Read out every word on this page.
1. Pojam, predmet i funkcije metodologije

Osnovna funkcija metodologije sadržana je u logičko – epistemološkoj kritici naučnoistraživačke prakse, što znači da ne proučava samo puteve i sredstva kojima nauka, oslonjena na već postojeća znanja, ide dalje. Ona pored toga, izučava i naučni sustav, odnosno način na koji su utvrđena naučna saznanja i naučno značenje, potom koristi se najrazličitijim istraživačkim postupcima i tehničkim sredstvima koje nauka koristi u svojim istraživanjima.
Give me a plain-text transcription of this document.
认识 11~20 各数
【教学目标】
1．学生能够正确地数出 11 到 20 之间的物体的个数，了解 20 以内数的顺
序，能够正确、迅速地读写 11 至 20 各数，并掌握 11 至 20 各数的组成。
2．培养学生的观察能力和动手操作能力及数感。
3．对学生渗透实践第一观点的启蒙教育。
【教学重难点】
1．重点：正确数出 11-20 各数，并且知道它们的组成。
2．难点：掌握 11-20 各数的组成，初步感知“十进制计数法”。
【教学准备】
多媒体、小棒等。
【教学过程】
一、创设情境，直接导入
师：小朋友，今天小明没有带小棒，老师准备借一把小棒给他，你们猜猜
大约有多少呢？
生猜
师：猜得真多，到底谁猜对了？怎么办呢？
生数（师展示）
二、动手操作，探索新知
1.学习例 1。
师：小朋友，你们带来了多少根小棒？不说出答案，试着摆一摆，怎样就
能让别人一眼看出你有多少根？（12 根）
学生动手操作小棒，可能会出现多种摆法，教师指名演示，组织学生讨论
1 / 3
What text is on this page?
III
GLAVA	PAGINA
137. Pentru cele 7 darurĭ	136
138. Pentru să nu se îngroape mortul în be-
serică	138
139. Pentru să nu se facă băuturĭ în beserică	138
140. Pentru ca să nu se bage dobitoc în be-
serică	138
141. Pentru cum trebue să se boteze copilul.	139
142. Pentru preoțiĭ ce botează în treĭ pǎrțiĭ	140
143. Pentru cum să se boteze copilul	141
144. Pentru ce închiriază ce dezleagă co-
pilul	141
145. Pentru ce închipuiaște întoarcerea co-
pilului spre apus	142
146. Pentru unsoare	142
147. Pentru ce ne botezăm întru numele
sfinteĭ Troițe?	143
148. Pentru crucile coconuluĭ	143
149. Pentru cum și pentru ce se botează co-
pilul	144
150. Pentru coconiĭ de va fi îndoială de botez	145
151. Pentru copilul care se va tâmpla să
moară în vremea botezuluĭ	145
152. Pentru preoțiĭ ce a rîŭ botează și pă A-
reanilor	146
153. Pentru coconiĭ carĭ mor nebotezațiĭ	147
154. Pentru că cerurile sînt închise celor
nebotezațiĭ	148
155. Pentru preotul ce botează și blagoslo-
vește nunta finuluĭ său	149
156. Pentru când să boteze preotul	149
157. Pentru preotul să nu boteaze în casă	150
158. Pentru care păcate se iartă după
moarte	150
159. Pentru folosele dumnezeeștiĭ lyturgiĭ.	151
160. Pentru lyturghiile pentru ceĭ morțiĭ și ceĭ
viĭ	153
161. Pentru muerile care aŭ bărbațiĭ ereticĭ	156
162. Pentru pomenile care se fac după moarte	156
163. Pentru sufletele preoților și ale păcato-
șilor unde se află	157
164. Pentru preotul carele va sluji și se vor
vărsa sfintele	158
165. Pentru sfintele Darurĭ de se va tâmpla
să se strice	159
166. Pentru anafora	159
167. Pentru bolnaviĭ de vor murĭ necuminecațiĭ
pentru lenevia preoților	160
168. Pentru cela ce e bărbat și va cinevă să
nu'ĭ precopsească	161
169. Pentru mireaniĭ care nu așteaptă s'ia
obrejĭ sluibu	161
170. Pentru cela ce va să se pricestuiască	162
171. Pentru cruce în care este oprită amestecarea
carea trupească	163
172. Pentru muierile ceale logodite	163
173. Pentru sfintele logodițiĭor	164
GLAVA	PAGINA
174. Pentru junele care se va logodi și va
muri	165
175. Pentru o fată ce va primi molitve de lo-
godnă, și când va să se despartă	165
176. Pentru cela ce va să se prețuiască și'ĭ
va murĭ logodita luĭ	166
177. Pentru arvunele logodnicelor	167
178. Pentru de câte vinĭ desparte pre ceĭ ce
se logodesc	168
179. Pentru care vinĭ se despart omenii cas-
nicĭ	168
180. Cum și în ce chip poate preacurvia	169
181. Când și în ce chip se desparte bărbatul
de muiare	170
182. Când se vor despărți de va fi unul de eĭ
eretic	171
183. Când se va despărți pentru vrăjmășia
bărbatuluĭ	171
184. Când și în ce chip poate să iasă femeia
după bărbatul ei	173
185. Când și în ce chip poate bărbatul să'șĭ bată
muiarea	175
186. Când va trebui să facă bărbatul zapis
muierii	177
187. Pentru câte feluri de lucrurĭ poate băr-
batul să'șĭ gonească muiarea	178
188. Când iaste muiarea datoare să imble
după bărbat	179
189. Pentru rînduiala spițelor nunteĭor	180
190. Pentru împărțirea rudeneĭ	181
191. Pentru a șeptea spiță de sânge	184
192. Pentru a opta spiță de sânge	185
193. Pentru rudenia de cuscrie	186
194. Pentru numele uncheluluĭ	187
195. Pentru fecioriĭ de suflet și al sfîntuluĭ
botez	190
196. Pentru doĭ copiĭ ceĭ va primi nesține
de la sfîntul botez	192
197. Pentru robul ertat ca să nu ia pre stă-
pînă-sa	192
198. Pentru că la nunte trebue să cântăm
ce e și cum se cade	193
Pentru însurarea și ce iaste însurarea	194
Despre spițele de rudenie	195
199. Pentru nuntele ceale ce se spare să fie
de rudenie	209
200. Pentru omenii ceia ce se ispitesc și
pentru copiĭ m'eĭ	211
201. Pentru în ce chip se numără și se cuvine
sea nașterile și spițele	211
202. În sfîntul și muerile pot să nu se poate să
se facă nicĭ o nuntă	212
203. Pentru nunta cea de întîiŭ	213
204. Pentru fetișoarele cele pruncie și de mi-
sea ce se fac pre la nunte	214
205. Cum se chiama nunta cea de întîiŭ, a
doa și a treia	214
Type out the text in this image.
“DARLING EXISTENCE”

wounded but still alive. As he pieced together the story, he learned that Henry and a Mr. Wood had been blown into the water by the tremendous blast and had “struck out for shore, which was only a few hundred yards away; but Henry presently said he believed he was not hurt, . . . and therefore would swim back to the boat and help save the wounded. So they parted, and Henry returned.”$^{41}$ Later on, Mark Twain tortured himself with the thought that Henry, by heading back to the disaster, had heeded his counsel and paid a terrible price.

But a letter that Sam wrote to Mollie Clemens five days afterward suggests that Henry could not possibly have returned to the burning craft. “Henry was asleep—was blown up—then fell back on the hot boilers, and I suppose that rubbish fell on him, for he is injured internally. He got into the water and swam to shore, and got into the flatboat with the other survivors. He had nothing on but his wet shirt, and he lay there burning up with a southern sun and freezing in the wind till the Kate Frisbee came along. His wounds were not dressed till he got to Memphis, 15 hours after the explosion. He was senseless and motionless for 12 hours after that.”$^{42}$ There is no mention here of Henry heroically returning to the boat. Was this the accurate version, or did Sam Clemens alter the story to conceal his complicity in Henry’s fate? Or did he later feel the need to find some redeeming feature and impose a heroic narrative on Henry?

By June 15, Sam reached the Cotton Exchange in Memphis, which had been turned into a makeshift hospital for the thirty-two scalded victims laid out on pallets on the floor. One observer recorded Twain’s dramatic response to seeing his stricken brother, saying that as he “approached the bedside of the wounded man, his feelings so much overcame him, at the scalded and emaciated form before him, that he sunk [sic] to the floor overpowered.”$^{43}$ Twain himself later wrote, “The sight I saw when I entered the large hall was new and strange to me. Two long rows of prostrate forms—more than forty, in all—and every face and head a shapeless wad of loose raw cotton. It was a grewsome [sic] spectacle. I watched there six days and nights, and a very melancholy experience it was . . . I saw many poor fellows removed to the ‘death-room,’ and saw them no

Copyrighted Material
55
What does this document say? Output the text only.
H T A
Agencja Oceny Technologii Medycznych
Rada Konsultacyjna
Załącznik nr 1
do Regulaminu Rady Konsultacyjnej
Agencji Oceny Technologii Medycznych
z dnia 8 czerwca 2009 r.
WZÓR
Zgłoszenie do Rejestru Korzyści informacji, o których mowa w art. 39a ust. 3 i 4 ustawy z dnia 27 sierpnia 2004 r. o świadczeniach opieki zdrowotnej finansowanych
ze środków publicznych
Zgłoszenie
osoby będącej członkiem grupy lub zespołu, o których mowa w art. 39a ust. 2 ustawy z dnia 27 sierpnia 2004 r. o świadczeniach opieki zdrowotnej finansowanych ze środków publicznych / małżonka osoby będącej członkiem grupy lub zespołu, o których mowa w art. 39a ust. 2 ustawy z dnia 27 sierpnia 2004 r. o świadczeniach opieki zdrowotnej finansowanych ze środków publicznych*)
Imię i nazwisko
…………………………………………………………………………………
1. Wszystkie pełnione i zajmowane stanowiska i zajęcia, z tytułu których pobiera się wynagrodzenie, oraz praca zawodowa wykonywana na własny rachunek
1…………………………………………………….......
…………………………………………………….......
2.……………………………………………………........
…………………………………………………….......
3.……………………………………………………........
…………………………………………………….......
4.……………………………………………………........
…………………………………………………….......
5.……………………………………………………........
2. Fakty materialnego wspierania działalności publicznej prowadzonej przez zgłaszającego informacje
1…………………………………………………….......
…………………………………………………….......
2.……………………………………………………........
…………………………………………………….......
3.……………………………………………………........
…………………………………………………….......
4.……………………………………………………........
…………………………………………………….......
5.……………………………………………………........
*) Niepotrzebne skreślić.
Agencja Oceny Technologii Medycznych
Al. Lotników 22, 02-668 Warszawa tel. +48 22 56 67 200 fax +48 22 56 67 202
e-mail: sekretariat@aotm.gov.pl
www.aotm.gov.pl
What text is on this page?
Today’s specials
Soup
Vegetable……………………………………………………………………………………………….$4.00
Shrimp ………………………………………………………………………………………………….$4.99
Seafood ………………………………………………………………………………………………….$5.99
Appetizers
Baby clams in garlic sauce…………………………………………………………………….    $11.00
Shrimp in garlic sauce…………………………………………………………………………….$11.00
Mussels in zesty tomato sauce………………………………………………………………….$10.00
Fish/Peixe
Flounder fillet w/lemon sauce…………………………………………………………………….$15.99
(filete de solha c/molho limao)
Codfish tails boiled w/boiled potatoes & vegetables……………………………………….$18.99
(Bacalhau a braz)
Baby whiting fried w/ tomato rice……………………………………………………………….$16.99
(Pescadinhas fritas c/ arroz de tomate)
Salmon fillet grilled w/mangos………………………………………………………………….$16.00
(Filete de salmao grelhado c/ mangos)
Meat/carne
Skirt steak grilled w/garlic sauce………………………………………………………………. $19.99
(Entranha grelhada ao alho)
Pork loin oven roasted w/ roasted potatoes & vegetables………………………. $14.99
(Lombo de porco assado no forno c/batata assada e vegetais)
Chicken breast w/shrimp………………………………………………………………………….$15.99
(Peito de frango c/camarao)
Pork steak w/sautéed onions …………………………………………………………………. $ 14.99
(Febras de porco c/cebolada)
+ + + + +
> _SHORT PROBLEM_: Scan the material above for the string "murĭ" and report each line where you find it.

> _CORRECT RESULT_:
167. Pentru bolnaviĭ de vor murĭ necuminecațiĭ
va murĭ logodita luĭ	166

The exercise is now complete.